## Begin Records for this exercise

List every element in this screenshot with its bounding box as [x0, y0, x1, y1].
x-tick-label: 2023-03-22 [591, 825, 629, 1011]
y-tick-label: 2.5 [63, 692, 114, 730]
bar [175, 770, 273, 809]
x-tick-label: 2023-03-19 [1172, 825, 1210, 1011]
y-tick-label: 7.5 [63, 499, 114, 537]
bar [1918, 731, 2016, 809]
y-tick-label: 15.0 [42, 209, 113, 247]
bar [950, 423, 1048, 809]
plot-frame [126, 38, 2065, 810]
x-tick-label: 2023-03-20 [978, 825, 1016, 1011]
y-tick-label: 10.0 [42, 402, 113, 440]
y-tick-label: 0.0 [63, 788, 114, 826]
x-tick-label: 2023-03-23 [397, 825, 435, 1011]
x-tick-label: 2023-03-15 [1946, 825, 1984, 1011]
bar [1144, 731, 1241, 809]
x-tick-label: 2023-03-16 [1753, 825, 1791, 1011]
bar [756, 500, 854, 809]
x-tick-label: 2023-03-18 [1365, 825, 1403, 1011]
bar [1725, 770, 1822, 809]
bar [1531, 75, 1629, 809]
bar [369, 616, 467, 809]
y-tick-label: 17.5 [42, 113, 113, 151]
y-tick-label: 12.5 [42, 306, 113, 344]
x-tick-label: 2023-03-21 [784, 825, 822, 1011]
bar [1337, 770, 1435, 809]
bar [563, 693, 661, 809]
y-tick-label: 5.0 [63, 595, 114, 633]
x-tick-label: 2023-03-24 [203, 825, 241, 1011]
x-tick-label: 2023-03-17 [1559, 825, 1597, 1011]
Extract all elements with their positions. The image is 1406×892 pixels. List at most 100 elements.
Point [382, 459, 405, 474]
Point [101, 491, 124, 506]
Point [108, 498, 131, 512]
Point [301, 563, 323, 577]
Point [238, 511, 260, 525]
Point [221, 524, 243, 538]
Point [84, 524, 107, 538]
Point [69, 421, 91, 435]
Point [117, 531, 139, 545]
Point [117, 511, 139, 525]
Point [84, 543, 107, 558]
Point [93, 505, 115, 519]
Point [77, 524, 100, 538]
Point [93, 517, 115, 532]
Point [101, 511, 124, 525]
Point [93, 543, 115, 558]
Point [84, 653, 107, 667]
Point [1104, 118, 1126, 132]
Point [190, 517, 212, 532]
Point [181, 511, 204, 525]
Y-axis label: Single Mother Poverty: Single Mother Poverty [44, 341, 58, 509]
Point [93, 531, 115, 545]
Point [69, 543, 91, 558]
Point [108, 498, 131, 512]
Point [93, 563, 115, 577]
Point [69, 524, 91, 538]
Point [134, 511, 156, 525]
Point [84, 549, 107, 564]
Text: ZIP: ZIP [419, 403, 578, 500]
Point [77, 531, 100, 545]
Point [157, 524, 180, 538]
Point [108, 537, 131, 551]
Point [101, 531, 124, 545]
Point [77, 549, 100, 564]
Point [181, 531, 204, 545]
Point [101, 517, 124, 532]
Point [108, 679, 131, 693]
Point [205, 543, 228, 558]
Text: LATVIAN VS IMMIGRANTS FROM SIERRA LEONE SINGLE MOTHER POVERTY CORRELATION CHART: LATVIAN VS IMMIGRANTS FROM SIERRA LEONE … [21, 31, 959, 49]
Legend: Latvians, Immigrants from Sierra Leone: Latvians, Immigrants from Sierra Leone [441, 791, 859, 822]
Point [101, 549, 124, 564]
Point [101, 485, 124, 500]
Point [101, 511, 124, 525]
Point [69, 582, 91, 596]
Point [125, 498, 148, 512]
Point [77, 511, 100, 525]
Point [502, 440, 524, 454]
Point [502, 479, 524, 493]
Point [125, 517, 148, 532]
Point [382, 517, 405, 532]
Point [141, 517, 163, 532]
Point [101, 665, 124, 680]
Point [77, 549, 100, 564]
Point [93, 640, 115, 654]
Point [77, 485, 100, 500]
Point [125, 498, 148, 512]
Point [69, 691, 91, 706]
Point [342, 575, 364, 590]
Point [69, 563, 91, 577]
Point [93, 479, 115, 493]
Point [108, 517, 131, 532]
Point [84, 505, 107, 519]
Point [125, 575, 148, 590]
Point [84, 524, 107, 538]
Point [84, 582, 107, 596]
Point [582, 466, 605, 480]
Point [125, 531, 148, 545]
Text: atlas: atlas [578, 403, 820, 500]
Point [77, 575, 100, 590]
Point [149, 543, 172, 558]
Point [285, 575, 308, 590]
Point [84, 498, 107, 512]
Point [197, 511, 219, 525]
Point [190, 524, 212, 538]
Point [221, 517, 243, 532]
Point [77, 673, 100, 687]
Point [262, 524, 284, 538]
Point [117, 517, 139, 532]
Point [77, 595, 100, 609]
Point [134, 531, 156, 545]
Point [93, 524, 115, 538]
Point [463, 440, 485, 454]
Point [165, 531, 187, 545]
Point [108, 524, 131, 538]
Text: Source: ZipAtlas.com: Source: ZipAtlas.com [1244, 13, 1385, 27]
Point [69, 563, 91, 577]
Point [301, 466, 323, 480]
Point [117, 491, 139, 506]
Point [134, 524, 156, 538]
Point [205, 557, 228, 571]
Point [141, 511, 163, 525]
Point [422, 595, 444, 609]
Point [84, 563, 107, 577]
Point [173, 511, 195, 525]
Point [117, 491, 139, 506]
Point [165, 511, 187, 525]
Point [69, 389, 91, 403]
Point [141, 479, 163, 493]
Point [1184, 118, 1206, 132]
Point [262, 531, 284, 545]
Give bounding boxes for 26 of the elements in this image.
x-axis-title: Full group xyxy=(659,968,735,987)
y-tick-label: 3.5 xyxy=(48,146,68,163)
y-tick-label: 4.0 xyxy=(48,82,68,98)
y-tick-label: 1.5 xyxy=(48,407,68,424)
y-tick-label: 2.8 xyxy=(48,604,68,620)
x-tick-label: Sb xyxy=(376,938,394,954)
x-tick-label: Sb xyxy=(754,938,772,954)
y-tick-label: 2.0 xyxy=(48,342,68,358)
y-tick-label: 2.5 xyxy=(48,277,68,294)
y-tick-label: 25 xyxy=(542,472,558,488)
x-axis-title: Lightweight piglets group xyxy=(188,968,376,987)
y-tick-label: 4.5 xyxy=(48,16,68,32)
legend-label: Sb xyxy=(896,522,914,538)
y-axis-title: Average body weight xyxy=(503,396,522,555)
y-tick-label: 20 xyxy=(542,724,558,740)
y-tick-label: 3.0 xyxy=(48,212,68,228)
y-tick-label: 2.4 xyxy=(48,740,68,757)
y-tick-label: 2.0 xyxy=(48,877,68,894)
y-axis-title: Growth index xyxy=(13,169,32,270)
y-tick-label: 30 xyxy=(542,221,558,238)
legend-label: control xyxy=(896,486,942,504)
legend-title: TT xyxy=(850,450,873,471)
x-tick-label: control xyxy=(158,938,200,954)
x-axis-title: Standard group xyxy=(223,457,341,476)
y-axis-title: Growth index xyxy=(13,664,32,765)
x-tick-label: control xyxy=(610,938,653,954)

## End Records for this exercise

**Task to complete**. Rewrite all of the entries above, putting "Growth rate" wherever "Growth index" appears and leaving everything else unchanged.

**Output of the task**.
List every element in this screenshot with its bounding box as [x0, y0, x1, y1].
x-tick-label: 2023-03-22 [591, 825, 629, 1011]
y-tick-label: 2.5 [63, 692, 114, 730]
bar [175, 770, 273, 809]
x-tick-label: 2023-03-19 [1172, 825, 1210, 1011]
y-tick-label: 7.5 [63, 499, 114, 537]
bar [1918, 731, 2016, 809]
y-tick-label: 15.0 [42, 209, 113, 247]
bar [950, 423, 1048, 809]
plot-frame [126, 38, 2065, 810]
x-tick-label: 2023-03-20 [978, 825, 1016, 1011]
y-tick-label: 10.0 [42, 402, 113, 440]
y-tick-label: 0.0 [63, 788, 114, 826]
x-tick-label: 2023-03-23 [397, 825, 435, 1011]
x-tick-label: 2023-03-15 [1946, 825, 1984, 1011]
bar [1144, 731, 1241, 809]
x-tick-label: 2023-03-16 [1753, 825, 1791, 1011]
bar [756, 500, 854, 809]
x-tick-label: 2023-03-18 [1365, 825, 1403, 1011]
bar [1725, 770, 1822, 809]
bar [1531, 75, 1629, 809]
bar [369, 616, 467, 809]
y-tick-label: 17.5 [42, 113, 113, 151]
y-tick-label: 12.5 [42, 306, 113, 344]
x-tick-label: 2023-03-21 [784, 825, 822, 1011]
bar [1337, 770, 1435, 809]
bar [563, 693, 661, 809]
y-tick-label: 5.0 [63, 595, 114, 633]
x-tick-label: 2023-03-24 [203, 825, 241, 1011]
x-tick-label: 2023-03-17 [1559, 825, 1597, 1011]
Extract all elements with their positions. The image is 1406×892 pixels. List at most 100 elements.
Point [382, 459, 405, 474]
Point [101, 491, 124, 506]
Point [108, 498, 131, 512]
Point [301, 563, 323, 577]
Point [238, 511, 260, 525]
Point [221, 524, 243, 538]
Point [84, 524, 107, 538]
Point [69, 421, 91, 435]
Point [117, 531, 139, 545]
Point [117, 511, 139, 525]
Point [84, 543, 107, 558]
Point [93, 505, 115, 519]
Point [77, 524, 100, 538]
Point [93, 517, 115, 532]
Point [101, 511, 124, 525]
Point [93, 543, 115, 558]
Point [84, 653, 107, 667]
Point [1104, 118, 1126, 132]
Point [190, 517, 212, 532]
Point [181, 511, 204, 525]
Y-axis label: Single Mother Poverty: Single Mother Poverty [44, 341, 58, 509]
Point [93, 531, 115, 545]
Point [69, 543, 91, 558]
Point [108, 498, 131, 512]
Point [93, 563, 115, 577]
Point [69, 524, 91, 538]
Point [134, 511, 156, 525]
Point [84, 549, 107, 564]
Text: ZIP: ZIP [419, 403, 578, 500]
Point [77, 531, 100, 545]
Point [157, 524, 180, 538]
Point [108, 537, 131, 551]
Point [101, 531, 124, 545]
Point [77, 549, 100, 564]
Point [181, 531, 204, 545]
Point [101, 517, 124, 532]
Point [108, 679, 131, 693]
Point [205, 543, 228, 558]
Text: LATVIAN VS IMMIGRANTS FROM SIERRA LEONE SINGLE MOTHER POVERTY CORRELATION CHART: LATVIAN VS IMMIGRANTS FROM SIERRA LEONE … [21, 31, 959, 49]
Legend: Latvians, Immigrants from Sierra Leone: Latvians, Immigrants from Sierra Leone [441, 791, 859, 822]
Point [101, 549, 124, 564]
Point [101, 485, 124, 500]
Point [101, 511, 124, 525]
Point [69, 582, 91, 596]
Point [125, 498, 148, 512]
Point [77, 511, 100, 525]
Point [502, 440, 524, 454]
Point [502, 479, 524, 493]
Point [125, 517, 148, 532]
Point [382, 517, 405, 532]
Point [141, 517, 163, 532]
Point [101, 665, 124, 680]
Point [77, 549, 100, 564]
Point [93, 640, 115, 654]
Point [77, 485, 100, 500]
Point [125, 498, 148, 512]
Point [69, 691, 91, 706]
Point [342, 575, 364, 590]
Point [69, 563, 91, 577]
Point [93, 479, 115, 493]
Point [108, 517, 131, 532]
Point [84, 505, 107, 519]
Point [125, 575, 148, 590]
Point [84, 524, 107, 538]
Point [84, 582, 107, 596]
Point [582, 466, 605, 480]
Point [125, 531, 148, 545]
Text: atlas: atlas [578, 403, 820, 500]
Point [77, 575, 100, 590]
Point [149, 543, 172, 558]
Point [285, 575, 308, 590]
Point [84, 498, 107, 512]
Point [197, 511, 219, 525]
Point [190, 524, 212, 538]
Point [221, 517, 243, 532]
Point [77, 673, 100, 687]
Point [262, 524, 284, 538]
Point [117, 517, 139, 532]
Point [77, 595, 100, 609]
Point [134, 531, 156, 545]
Point [93, 524, 115, 538]
Point [463, 440, 485, 454]
Point [165, 531, 187, 545]
Point [108, 524, 131, 538]
Text: Source: ZipAtlas.com: Source: ZipAtlas.com [1244, 13, 1385, 27]
Point [69, 563, 91, 577]
Point [301, 466, 323, 480]
Point [117, 491, 139, 506]
Point [134, 524, 156, 538]
Point [205, 557, 228, 571]
Point [141, 511, 163, 525]
Point [422, 595, 444, 609]
Point [84, 563, 107, 577]
Point [173, 511, 195, 525]
Point [117, 491, 139, 506]
Point [165, 511, 187, 525]
Point [69, 389, 91, 403]
Point [141, 479, 163, 493]
Point [1184, 118, 1206, 132]
Point [262, 531, 284, 545]
Give bounding boxes for 26 of the elements in this image.
x-axis-title: Full group xyxy=(659,968,735,987)
y-tick-label: 3.5 xyxy=(48,146,68,163)
y-tick-label: 4.0 xyxy=(48,82,68,98)
y-tick-label: 1.5 xyxy=(48,407,68,424)
y-tick-label: 2.8 xyxy=(48,604,68,620)
x-tick-label: Sb xyxy=(376,938,394,954)
x-tick-label: Sb xyxy=(754,938,772,954)
y-tick-label: 2.0 xyxy=(48,342,68,358)
y-tick-label: 2.5 xyxy=(48,277,68,294)
y-tick-label: 25 xyxy=(542,472,558,488)
x-axis-title: Lightweight piglets group xyxy=(188,968,376,987)
y-tick-label: 4.5 xyxy=(48,16,68,32)
legend-label: Sb xyxy=(896,522,914,538)
y-axis-title: Average body weight xyxy=(503,396,522,555)
y-tick-label: 20 xyxy=(542,724,558,740)
y-tick-label: 3.0 xyxy=(48,212,68,228)
y-tick-label: 2.4 xyxy=(48,740,68,757)
y-tick-label: 2.0 xyxy=(48,877,68,894)
y-axis-title: Growth rate xyxy=(13,169,32,270)
y-tick-label: 30 xyxy=(542,221,558,238)
legend-label: control xyxy=(896,486,942,504)
legend-title: TT xyxy=(850,450,873,471)
x-tick-label: control xyxy=(158,938,200,954)
x-axis-title: Standard group xyxy=(223,457,341,476)
y-axis-title: Growth rate xyxy=(13,664,32,765)
x-tick-label: control xyxy=(610,938,653,954)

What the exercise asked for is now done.